━━━━━ Provided records ━━━━━

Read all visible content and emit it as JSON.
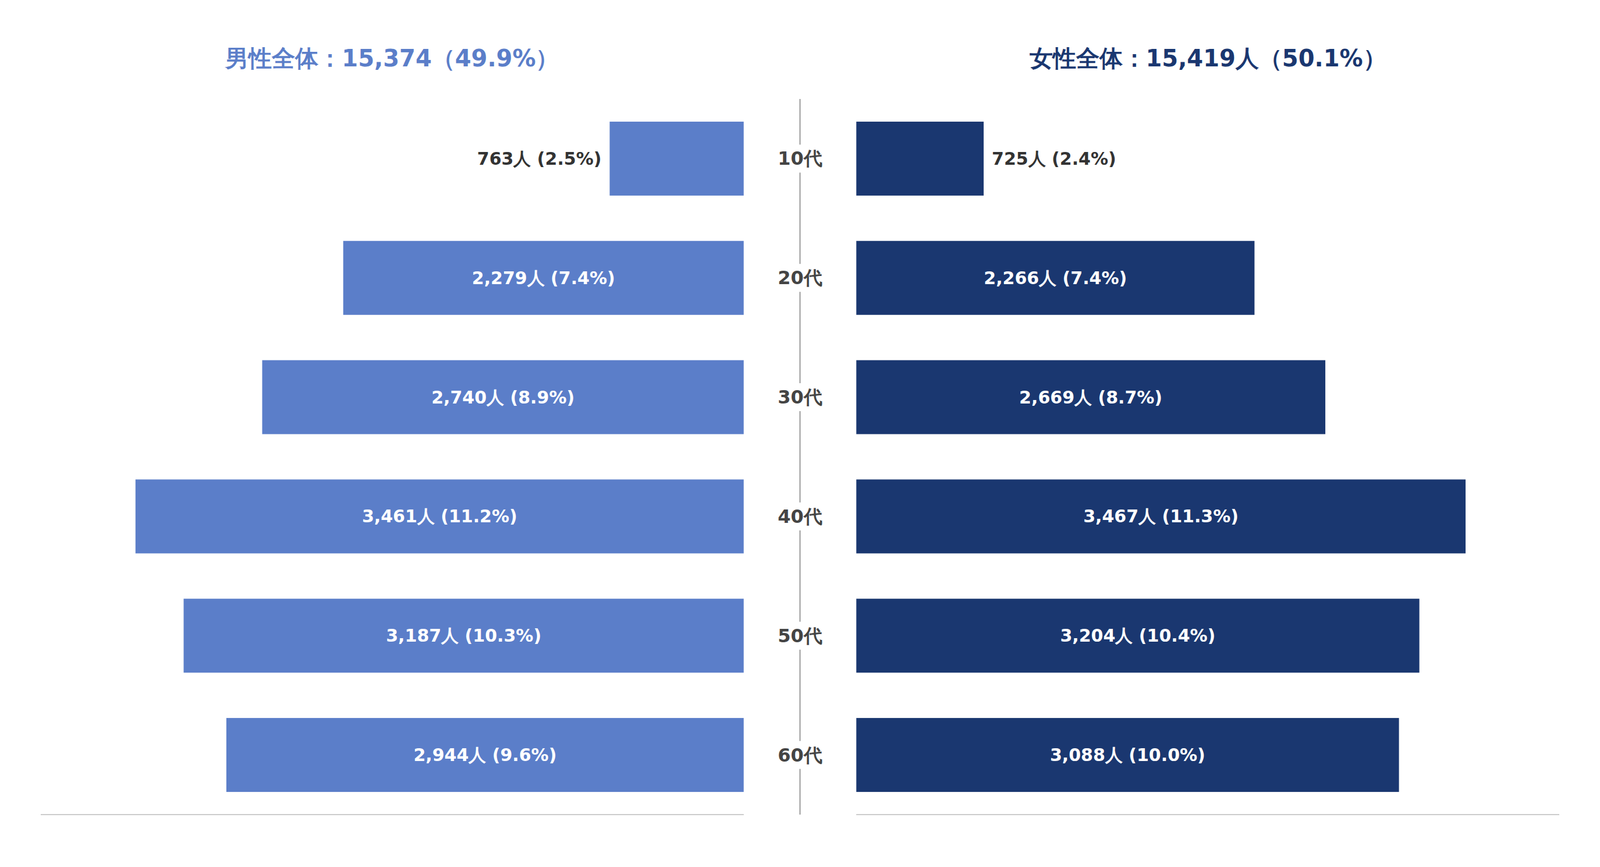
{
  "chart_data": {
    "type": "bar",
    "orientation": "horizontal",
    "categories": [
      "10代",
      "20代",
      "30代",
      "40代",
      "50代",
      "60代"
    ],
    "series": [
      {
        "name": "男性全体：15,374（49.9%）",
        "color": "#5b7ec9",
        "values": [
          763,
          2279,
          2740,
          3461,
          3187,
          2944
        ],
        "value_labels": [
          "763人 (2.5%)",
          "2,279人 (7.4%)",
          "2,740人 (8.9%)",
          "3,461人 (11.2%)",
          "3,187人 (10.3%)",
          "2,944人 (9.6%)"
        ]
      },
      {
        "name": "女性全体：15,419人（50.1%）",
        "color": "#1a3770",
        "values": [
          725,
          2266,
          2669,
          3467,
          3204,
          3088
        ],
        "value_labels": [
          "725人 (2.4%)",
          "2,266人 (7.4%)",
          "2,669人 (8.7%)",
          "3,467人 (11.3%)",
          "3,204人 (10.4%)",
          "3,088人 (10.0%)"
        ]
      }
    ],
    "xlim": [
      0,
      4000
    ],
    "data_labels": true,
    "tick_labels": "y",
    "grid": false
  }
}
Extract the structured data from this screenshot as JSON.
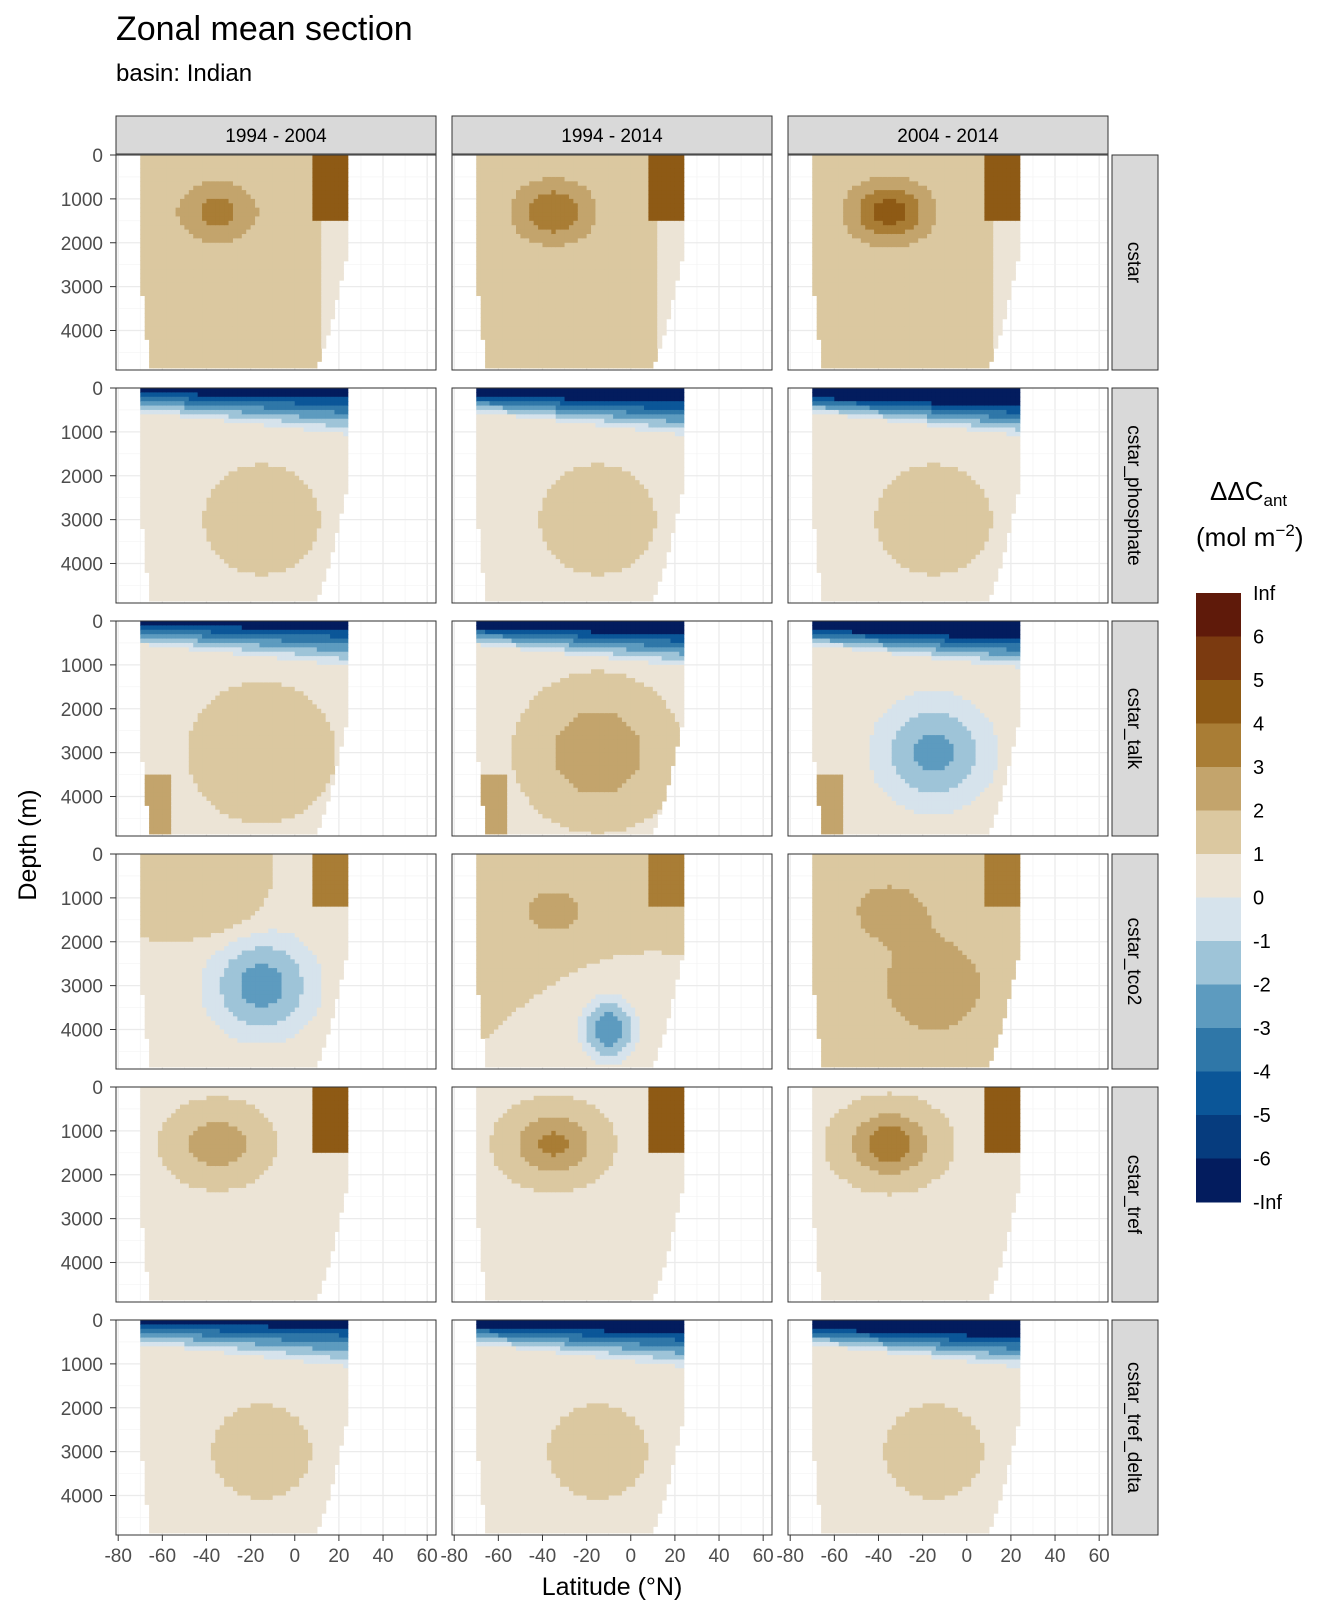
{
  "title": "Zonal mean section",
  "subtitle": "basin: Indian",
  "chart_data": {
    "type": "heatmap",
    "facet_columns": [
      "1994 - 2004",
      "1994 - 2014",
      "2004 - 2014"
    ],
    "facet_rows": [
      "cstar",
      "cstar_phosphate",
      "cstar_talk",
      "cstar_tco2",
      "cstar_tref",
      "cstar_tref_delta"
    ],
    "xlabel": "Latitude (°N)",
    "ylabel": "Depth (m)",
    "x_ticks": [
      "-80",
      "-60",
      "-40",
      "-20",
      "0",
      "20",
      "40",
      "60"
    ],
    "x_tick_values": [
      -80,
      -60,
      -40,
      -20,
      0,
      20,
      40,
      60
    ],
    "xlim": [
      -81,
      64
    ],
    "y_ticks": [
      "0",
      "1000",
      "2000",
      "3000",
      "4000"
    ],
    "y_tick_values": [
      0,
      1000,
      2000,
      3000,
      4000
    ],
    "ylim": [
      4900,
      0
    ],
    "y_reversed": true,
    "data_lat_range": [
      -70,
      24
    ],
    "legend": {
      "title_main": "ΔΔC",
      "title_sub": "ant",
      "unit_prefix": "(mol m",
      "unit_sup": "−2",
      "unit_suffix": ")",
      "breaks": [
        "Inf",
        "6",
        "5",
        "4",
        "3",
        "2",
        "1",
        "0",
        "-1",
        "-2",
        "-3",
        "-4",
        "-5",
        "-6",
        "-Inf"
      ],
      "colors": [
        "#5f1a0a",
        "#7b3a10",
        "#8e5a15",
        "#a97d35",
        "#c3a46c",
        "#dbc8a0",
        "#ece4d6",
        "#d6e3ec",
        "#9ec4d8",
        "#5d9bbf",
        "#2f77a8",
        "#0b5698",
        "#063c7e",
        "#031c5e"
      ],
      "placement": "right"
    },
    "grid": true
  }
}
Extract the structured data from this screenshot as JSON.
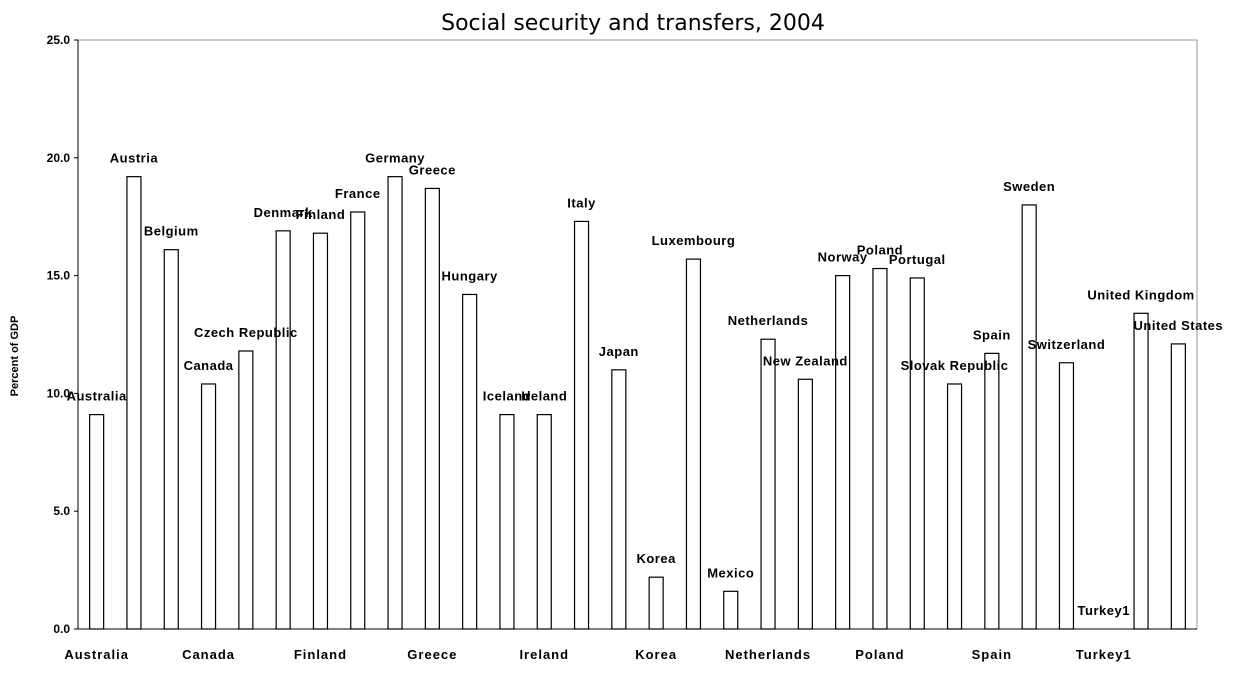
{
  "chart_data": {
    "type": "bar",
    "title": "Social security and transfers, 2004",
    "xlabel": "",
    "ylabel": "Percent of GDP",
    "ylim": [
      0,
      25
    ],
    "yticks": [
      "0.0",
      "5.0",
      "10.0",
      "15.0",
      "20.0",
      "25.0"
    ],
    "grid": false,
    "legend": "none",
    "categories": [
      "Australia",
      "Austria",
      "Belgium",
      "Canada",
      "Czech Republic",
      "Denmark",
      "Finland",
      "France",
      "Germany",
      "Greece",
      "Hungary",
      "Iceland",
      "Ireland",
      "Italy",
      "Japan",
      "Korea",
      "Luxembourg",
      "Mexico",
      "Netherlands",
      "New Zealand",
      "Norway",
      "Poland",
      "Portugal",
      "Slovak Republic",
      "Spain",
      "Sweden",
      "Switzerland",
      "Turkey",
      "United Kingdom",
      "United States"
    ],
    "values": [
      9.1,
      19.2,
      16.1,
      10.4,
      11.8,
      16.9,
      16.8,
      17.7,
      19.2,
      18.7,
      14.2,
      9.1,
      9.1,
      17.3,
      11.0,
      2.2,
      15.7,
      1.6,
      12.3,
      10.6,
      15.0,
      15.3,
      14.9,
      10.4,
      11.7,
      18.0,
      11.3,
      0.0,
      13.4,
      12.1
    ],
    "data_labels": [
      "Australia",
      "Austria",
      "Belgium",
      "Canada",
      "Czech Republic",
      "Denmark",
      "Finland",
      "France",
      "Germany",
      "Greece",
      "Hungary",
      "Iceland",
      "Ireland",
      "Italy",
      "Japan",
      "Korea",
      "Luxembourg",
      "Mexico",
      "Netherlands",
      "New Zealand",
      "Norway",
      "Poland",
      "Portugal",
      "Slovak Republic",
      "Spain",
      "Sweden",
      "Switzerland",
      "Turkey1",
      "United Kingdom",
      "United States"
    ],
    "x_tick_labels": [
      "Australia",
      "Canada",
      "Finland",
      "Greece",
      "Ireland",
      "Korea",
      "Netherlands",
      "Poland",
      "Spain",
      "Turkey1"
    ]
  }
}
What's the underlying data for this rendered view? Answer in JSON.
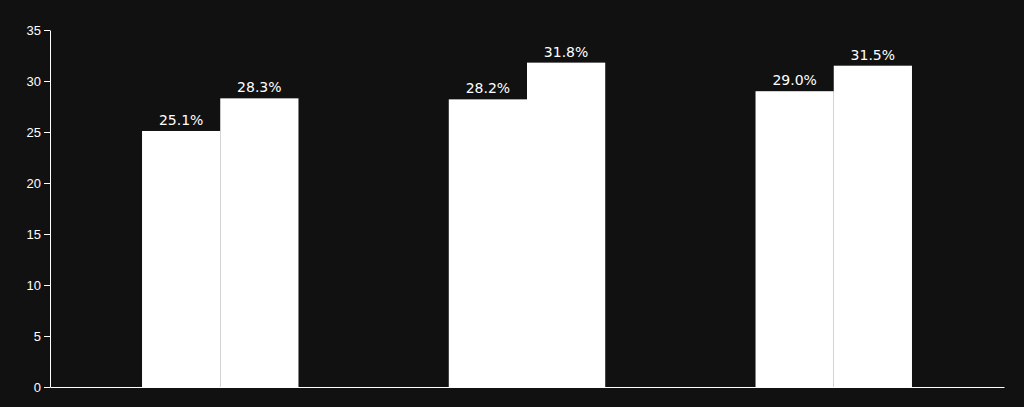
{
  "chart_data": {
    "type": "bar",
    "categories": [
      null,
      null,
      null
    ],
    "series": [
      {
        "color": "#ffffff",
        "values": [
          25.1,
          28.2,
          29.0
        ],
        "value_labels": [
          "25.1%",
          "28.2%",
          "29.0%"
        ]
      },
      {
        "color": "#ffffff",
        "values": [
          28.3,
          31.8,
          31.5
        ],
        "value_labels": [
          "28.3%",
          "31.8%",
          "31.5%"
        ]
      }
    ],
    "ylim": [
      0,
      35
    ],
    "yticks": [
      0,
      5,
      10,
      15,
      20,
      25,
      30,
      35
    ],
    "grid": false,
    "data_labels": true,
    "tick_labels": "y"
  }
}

━━━━━

Given instruction
Copy out all the entries exactly. Images stay out of the copy.

Full answer
Read all visible content and emit it as JSON.
{
  "chart_data": {
    "type": "bar",
    "orientation": "horizontal",
    "categories": [
      "10代",
      "20代",
      "30代",
      "40代",
      "50代",
      "60代"
    ],
    "series": [
      {
        "name": "男性全体：15,374（49.9%）",
        "color": "#5b7ec9",
        "values": [
          763,
          2279,
          2740,
          3461,
          3187,
          2944
        ],
        "value_labels": [
          "763人 (2.5%)",
          "2,279人 (7.4%)",
          "2,740人 (8.9%)",
          "3,461人 (11.2%)",
          "3,187人 (10.3%)",
          "2,944人 (9.6%)"
        ]
      },
      {
        "name": "女性全体：15,419人（50.1%）",
        "color": "#1a3770",
        "values": [
          725,
          2266,
          2669,
          3467,
          3204,
          3088
        ],
        "value_labels": [
          "725人 (2.4%)",
          "2,266人 (7.4%)",
          "2,669人 (8.7%)",
          "3,467人 (11.3%)",
          "3,204人 (10.4%)",
          "3,088人 (10.0%)"
        ]
      }
    ],
    "xlim": [
      0,
      4000
    ],
    "data_labels": true,
    "tick_labels": "y",
    "grid": false
  }
}
Extract the structured data from this screenshot as JSON.
{
  "title": "Zonal mean section",
  "subtitle": "basin: Indian",
  "chart_data": {
    "type": "heatmap",
    "facet_columns": [
      "1994 - 2004",
      "1994 - 2014",
      "2004 - 2014"
    ],
    "facet_rows": [
      "cstar",
      "cstar_phosphate",
      "cstar_talk",
      "cstar_tco2",
      "cstar_tref",
      "cstar_tref_delta"
    ],
    "xlabel": "Latitude (°N)",
    "ylabel": "Depth (m)",
    "x_ticks": [
      "-80",
      "-60",
      "-40",
      "-20",
      "0",
      "20",
      "40",
      "60"
    ],
    "x_tick_values": [
      -80,
      -60,
      -40,
      -20,
      0,
      20,
      40,
      60
    ],
    "xlim": [
      -81,
      64
    ],
    "y_ticks": [
      "0",
      "1000",
      "2000",
      "3000",
      "4000"
    ],
    "y_tick_values": [
      0,
      1000,
      2000,
      3000,
      4000
    ],
    "ylim": [
      4900,
      0
    ],
    "y_reversed": true,
    "data_lat_range": [
      -70,
      24
    ],
    "legend": {
      "title_main": "ΔΔC",
      "title_sub": "ant",
      "unit_prefix": "(mol m",
      "unit_sup": "−2",
      "unit_suffix": ")",
      "breaks": [
        "Inf",
        "6",
        "5",
        "4",
        "3",
        "2",
        "1",
        "0",
        "-1",
        "-2",
        "-3",
        "-4",
        "-5",
        "-6",
        "-Inf"
      ],
      "colors": [
        "#5f1a0a",
        "#7b3a10",
        "#8e5a15",
        "#a97d35",
        "#c3a46c",
        "#dbc8a0",
        "#ece4d6",
        "#d6e3ec",
        "#9ec4d8",
        "#5d9bbf",
        "#2f77a8",
        "#0b5698",
        "#063c7e",
        "#031c5e"
      ],
      "placement": "right"
    },
    "grid": true
  }
}
Extract the structured data from this screenshot as JSON.
{
  "chart_data": {
    "type": "bar",
    "title": "Social security and transfers, 2004",
    "xlabel": "",
    "ylabel": "Percent of GDP",
    "ylim": [
      0,
      25
    ],
    "yticks": [
      "0.0",
      "5.0",
      "10.0",
      "15.0",
      "20.0",
      "25.0"
    ],
    "grid": false,
    "legend": "none",
    "categories": [
      "Australia",
      "Austria",
      "Belgium",
      "Canada",
      "Czech Republic",
      "Denmark",
      "Finland",
      "France",
      "Germany",
      "Greece",
      "Hungary",
      "Iceland",
      "Ireland",
      "Italy",
      "Japan",
      "Korea",
      "Luxembourg",
      "Mexico",
      "Netherlands",
      "New Zealand",
      "Norway",
      "Poland",
      "Portugal",
      "Slovak Republic",
      "Spain",
      "Sweden",
      "Switzerland",
      "Turkey",
      "United Kingdom",
      "United States"
    ],
    "values": [
      9.1,
      19.2,
      16.1,
      10.4,
      11.8,
      16.9,
      16.8,
      17.7,
      19.2,
      18.7,
      14.2,
      9.1,
      9.1,
      17.3,
      11.0,
      2.2,
      15.7,
      1.6,
      12.3,
      10.6,
      15.0,
      15.3,
      14.9,
      10.4,
      11.7,
      18.0,
      11.3,
      0.0,
      13.4,
      12.1
    ],
    "data_labels": [
      "Australia",
      "Austria",
      "Belgium",
      "Canada",
      "Czech Republic",
      "Denmark",
      "Finland",
      "France",
      "Germany",
      "Greece",
      "Hungary",
      "Iceland",
      "Ireland",
      "Italy",
      "Japan",
      "Korea",
      "Luxembourg",
      "Mexico",
      "Netherlands",
      "New Zealand",
      "Norway",
      "Poland",
      "Portugal",
      "Slovak Republic",
      "Spain",
      "Sweden",
      "Switzerland",
      "Turkey1",
      "United Kingdom",
      "United States"
    ],
    "x_tick_labels": [
      "Australia",
      "Canada",
      "Finland",
      "Greece",
      "Ireland",
      "Korea",
      "Netherlands",
      "Poland",
      "Spain",
      "Turkey1"
    ]
  }
}
What's the underlying data for this rendered view? Answer in JSON.
{
  "chart_data": {
    "type": "bar",
    "categories": [
      null,
      null,
      null
    ],
    "series": [
      {
        "color": "#ffffff",
        "values": [
          25.1,
          28.2,
          29.0
        ],
        "value_labels": [
          "25.1%",
          "28.2%",
          "29.0%"
        ]
      },
      {
        "color": "#ffffff",
        "values": [
          28.3,
          31.8,
          31.5
        ],
        "value_labels": [
          "28.3%",
          "31.8%",
          "31.5%"
        ]
      }
    ],
    "ylim": [
      0,
      35
    ],
    "yticks": [
      0,
      5,
      10,
      15,
      20,
      25,
      30,
      35
    ],
    "grid": false,
    "data_labels": true,
    "tick_labels": "y"
  }
}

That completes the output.